* _Short problem_: Identify the lines in the data below that contain "time" and give only how many there are.

* _Entries supplied_:
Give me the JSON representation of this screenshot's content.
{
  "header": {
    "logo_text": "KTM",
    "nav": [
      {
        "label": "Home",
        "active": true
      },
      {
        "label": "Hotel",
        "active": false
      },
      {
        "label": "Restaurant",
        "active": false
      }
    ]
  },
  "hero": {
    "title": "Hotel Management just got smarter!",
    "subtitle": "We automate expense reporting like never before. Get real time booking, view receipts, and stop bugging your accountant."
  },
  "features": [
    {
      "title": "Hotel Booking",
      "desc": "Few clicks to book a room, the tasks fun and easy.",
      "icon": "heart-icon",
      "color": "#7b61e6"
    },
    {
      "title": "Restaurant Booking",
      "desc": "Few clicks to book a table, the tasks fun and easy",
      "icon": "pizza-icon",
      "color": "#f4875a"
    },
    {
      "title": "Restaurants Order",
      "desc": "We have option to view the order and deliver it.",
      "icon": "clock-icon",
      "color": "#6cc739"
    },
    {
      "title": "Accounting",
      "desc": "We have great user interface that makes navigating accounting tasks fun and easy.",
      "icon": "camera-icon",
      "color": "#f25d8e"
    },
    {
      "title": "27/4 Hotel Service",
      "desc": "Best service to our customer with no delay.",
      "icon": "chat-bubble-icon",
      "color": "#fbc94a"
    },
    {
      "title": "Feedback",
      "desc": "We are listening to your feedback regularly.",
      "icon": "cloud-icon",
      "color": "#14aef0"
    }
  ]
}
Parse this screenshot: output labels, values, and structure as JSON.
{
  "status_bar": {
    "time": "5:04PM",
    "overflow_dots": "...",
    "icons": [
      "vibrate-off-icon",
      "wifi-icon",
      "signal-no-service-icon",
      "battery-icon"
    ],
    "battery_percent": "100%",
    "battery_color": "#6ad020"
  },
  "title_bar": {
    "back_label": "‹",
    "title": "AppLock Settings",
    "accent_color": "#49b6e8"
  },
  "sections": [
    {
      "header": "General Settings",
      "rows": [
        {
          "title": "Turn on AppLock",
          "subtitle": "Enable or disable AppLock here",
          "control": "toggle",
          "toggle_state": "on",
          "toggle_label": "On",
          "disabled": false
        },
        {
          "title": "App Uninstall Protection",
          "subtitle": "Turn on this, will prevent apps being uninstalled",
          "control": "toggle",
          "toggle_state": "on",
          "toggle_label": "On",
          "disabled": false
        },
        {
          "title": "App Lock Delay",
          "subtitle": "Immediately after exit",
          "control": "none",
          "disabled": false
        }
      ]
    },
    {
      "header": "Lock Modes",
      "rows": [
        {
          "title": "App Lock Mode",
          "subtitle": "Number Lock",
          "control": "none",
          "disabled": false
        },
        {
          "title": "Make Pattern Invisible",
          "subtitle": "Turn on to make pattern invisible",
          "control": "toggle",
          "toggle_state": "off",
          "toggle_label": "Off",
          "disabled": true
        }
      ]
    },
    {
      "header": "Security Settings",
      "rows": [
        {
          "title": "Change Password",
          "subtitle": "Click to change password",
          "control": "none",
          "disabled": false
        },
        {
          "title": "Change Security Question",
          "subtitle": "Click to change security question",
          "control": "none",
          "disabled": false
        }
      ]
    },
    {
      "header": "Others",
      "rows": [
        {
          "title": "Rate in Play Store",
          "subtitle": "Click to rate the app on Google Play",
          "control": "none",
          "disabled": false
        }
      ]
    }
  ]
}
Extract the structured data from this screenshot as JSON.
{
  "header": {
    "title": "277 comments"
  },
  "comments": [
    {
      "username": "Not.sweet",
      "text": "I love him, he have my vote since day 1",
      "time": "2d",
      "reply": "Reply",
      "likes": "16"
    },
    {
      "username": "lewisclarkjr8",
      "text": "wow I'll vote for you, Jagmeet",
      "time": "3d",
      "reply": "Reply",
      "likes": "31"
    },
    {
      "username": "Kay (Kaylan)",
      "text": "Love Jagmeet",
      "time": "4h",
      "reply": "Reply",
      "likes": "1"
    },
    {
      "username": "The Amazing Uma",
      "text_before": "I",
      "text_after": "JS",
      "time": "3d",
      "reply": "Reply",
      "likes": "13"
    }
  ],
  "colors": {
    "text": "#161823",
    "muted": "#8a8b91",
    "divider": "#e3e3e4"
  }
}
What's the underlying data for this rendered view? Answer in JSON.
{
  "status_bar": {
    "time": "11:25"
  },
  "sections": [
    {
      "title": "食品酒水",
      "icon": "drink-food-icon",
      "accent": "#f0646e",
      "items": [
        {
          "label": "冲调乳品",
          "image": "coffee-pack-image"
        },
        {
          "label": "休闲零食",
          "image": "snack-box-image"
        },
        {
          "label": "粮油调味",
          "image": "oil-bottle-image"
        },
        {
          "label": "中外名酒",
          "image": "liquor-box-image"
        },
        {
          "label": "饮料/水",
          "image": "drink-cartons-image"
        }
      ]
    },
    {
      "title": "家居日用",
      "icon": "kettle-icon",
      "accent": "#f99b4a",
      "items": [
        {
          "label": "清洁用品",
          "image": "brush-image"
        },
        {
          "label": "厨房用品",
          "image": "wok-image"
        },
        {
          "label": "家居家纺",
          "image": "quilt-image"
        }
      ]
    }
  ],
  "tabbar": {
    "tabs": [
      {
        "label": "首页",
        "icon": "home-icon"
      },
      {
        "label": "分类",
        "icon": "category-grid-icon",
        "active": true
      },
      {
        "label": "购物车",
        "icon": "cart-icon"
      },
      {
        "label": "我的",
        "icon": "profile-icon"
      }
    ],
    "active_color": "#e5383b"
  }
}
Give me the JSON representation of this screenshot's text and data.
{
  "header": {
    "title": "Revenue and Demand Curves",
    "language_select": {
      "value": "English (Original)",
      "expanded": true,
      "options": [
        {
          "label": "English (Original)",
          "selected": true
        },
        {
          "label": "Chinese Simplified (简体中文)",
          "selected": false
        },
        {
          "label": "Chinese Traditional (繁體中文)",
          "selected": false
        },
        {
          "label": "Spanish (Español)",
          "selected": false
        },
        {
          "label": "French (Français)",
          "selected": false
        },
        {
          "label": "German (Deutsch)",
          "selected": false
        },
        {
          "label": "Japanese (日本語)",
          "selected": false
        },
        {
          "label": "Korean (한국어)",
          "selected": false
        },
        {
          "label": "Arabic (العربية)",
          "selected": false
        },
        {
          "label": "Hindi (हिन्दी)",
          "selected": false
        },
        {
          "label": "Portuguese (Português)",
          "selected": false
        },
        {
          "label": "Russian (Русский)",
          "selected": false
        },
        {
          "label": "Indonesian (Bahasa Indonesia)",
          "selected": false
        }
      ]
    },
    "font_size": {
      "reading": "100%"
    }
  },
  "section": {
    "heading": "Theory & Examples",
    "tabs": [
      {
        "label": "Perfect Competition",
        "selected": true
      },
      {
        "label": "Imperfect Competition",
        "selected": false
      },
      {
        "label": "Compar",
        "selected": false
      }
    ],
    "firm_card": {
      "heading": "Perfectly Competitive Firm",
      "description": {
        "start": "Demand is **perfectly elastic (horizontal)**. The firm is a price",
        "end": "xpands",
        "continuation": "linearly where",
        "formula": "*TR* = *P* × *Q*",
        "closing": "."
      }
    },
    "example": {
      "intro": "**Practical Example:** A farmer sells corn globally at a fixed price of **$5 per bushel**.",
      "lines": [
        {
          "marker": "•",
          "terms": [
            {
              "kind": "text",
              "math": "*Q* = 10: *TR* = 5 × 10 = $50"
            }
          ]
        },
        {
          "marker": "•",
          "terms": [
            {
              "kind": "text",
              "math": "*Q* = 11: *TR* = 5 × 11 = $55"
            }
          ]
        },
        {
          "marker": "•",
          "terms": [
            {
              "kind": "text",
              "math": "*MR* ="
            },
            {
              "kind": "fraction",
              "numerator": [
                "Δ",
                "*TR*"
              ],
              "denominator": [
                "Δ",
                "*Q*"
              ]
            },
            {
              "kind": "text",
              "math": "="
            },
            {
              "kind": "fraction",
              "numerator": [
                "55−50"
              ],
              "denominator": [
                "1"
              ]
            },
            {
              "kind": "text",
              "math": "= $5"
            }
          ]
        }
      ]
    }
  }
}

* _Written reply_: 7